[Excerpt from a dataset]
>> START

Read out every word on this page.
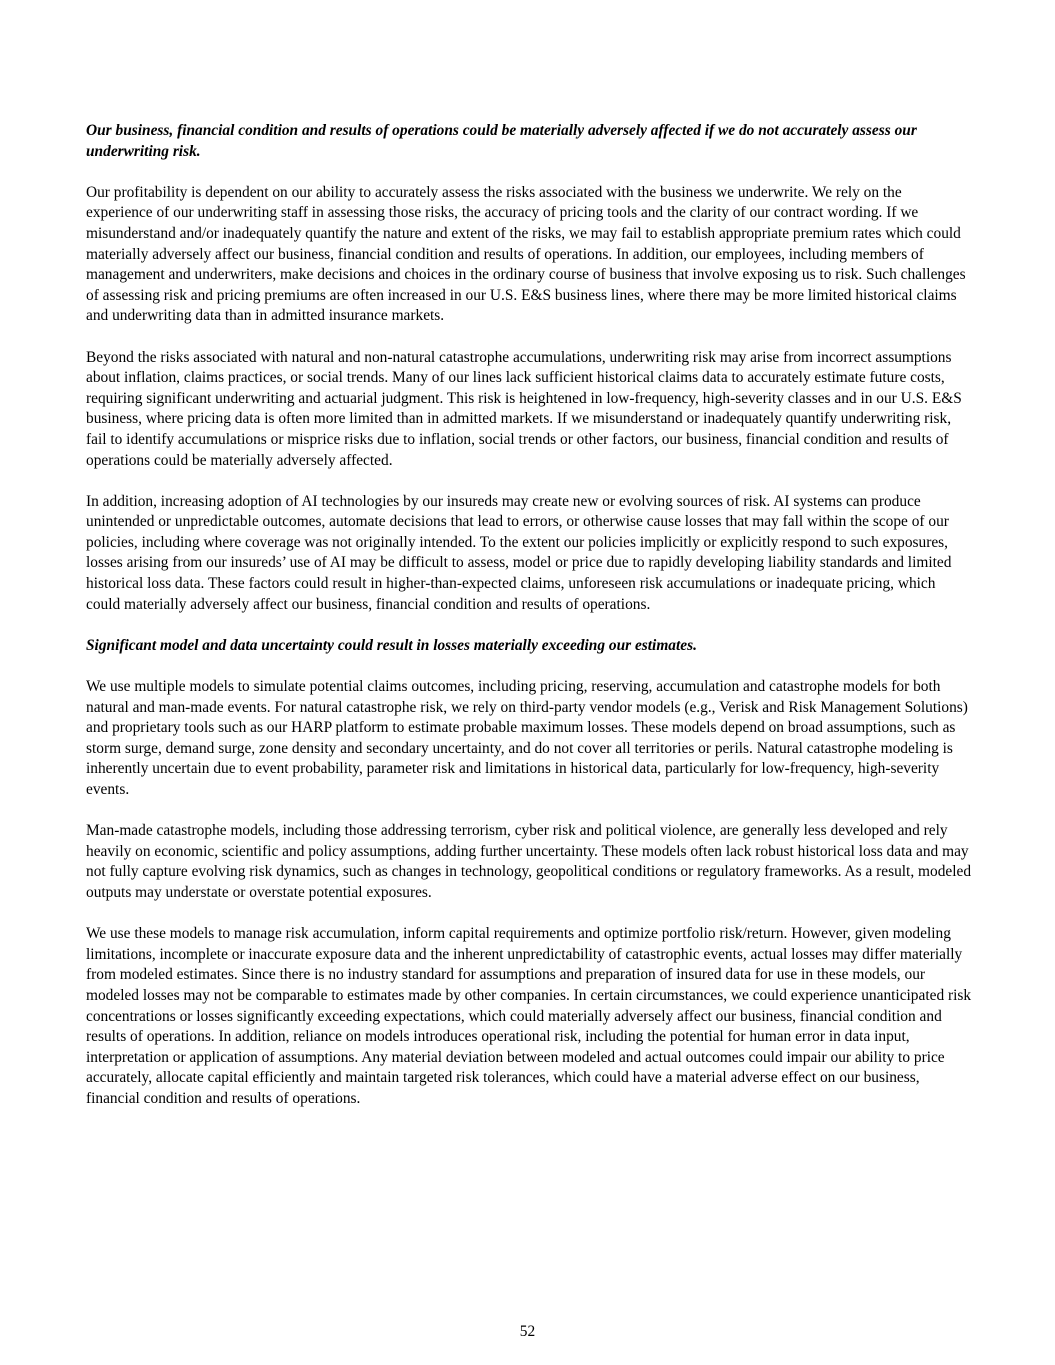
Our business, financial condition and results of operations could be materially adversely affected if we do not accurately assess our underwriting risk.

Our profitability is dependent on our ability to accurately assess the risks associated with the business we underwrite. We rely on the experience of our underwriting staff in assessing those risks, the accuracy of pricing tools and the clarity of our contract wording. If we misunderstand and/or inadequately quantify the nature and extent of the risks, we may fail to establish appropriate premium rates which could materially adversely affect our business, financial condition and results of operations. In addition, our employees, including members of management and underwriters, make decisions and choices in the ordinary course of business that involve exposing us to risk. Such challenges of assessing risk and pricing premiums are often increased in our U.S. E&S business lines, where there may be more limited historical claims and underwriting data than in admitted insurance markets.

Beyond the risks associated with natural and non-natural catastrophe accumulations, underwriting risk may arise from incorrect assumptions about inflation, claims practices, or social trends. Many of our lines lack sufficient historical claims data to accurately estimate future costs, requiring significant underwriting and actuarial judgment. This risk is heightened in low-frequency, high-severity classes and in our U.S. E&S business, where pricing data is often more limited than in admitted markets. If we misunderstand or inadequately quantify underwriting risk, fail to identify accumulations or misprice risks due to inflation, social trends or other factors, our business, financial condition and results of operations could be materially adversely affected.

In addition, increasing adoption of AI technologies by our insureds may create new or evolving sources of risk. AI systems can produce unintended or unpredictable outcomes, automate decisions that lead to errors, or otherwise cause losses that may fall within the scope of our policies, including where coverage was not originally intended. To the extent our policies implicitly or explicitly respond to such exposures, losses arising from our insureds’ use of AI may be difficult to assess, model or price due to rapidly developing liability standards and limited historical loss data. These factors could result in higher-than-expected claims, unforeseen risk accumulations or inadequate pricing, which could materially adversely affect our business, financial condition and results of operations.

Significant model and data uncertainty could result in losses materially exceeding our estimates.

We use multiple models to simulate potential claims outcomes, including pricing, reserving, accumulation and catastrophe models for both natural and man-made events. For natural catastrophe risk, we rely on third-party vendor models (e.g., Verisk and Risk Management Solutions) and proprietary tools such as our HARP platform to estimate probable maximum losses. These models depend on broad assumptions, such as storm surge, demand surge, zone density and secondary uncertainty, and do not cover all territories or perils. Natural catastrophe modeling is inherently uncertain due to event probability, parameter risk and limitations in historical data, particularly for low-frequency, high-severity events.

Man-made catastrophe models, including those addressing terrorism, cyber risk and political violence, are generally less developed and rely heavily on economic, scientific and policy assumptions, adding further uncertainty. These models often lack robust historical loss data and may not fully capture evolving risk dynamics, such as changes in technology, geopolitical conditions or regulatory frameworks. As a result, modeled outputs may understate or overstate potential exposures.

We use these models to manage risk accumulation, inform capital requirements and optimize portfolio risk/return. However, given modeling limitations, incomplete or inaccurate exposure data and the inherent unpredictability of catastrophic events, actual losses may differ materially from modeled estimates. Since there is no industry standard for assumptions and preparation of insured data for use in these models, our modeled losses may not be comparable to estimates made by other companies. In certain circumstances, we could experience unanticipated risk concentrations or losses significantly exceeding expectations, which could materially adversely affect our business, financial condition and results of operations. In addition, reliance on models introduces operational risk, including the potential for human error in data input, interpretation or application of assumptions. Any material deviation between modeled and actual outcomes could impair our ability to price accurately, allocate capital efficiently and maintain targeted risk tolerances, which could have a material adverse effect on our business, financial condition and results of operations.

52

>> END

• _WHAT THE EXERCISE ASKS_
Generate a word-for-word copy of the preceding records, excluding all pictures.

• _FINISHED ANSWER_
Read out every word on this page.
Our business, financial condition and results of operations could be materially adversely affected if we do not accurately assess our underwriting risk.

Our profitability is dependent on our ability to accurately assess the risks associated with the business we underwrite. We rely on the experience of our underwriting staff in assessing those risks, the accuracy of pricing tools and the clarity of our contract wording. If we misunderstand and/or inadequately quantify the nature and extent of the risks, we may fail to establish appropriate premium rates which could materially adversely affect our business, financial condition and results of operations. In addition, our employees, including members of management and underwriters, make decisions and choices in the ordinary course of business that involve exposing us to risk. Such challenges of assessing risk and pricing premiums are often increased in our U.S. E&S business lines, where there may be more limited historical claims and underwriting data than in admitted insurance markets.

Beyond the risks associated with natural and non-natural catastrophe accumulations, underwriting risk may arise from incorrect assumptions about inflation, claims practices, or social trends. Many of our lines lack sufficient historical claims data to accurately estimate future costs, requiring significant underwriting and actuarial judgment. This risk is heightened in low-frequency, high-severity classes and in our U.S. E&S business, where pricing data is often more limited than in admitted markets. If we misunderstand or inadequately quantify underwriting risk, fail to identify accumulations or misprice risks due to inflation, social trends or other factors, our business, financial condition and results of operations could be materially adversely affected.

In addition, increasing adoption of AI technologies by our insureds may create new or evolving sources of risk. AI systems can produce unintended or unpredictable outcomes, automate decisions that lead to errors, or otherwise cause losses that may fall within the scope of our policies, including where coverage was not originally intended. To the extent our policies implicitly or explicitly respond to such exposures, losses arising from our insureds’ use of AI may be difficult to assess, model or price due to rapidly developing liability standards and limited historical loss data. These factors could result in higher-than-expected claims, unforeseen risk accumulations or inadequate pricing, which could materially adversely affect our business, financial condition and results of operations.

Significant model and data uncertainty could result in losses materially exceeding our estimates.

We use multiple models to simulate potential claims outcomes, including pricing, reserving, accumulation and catastrophe models for both natural and man-made events. For natural catastrophe risk, we rely on third-party vendor models (e.g., Verisk and Risk Management Solutions) and proprietary tools such as our HARP platform to estimate probable maximum losses. These models depend on broad assumptions, such as storm surge, demand surge, zone density and secondary uncertainty, and do not cover all territories or perils. Natural catastrophe modeling is inherently uncertain due to event probability, parameter risk and limitations in historical data, particularly for low-frequency, high-severity events.

Man-made catastrophe models, including those addressing terrorism, cyber risk and political violence, are generally less developed and rely heavily on economic, scientific and policy assumptions, adding further uncertainty. These models often lack robust historical loss data and may not fully capture evolving risk dynamics, such as changes in technology, geopolitical conditions or regulatory frameworks. As a result, modeled outputs may understate or overstate potential exposures.

We use these models to manage risk accumulation, inform capital requirements and optimize portfolio risk/return. However, given modeling limitations, incomplete or inaccurate exposure data and the inherent unpredictability of catastrophic events, actual losses may differ materially from modeled estimates. Since there is no industry standard for assumptions and preparation of insured data for use in these models, our modeled losses may not be comparable to estimates made by other companies. In certain circumstances, we could experience unanticipated risk concentrations or losses significantly exceeding expectations, which could materially adversely affect our business, financial condition and results of operations. In addition, reliance on models introduces operational risk, including the potential for human error in data input, interpretation or application of assumptions. Any material deviation between modeled and actual outcomes could impair our ability to price accurately, allocate capital efficiently and maintain targeted risk tolerances, which could have a material adverse effect on our business, financial condition and results of operations.

52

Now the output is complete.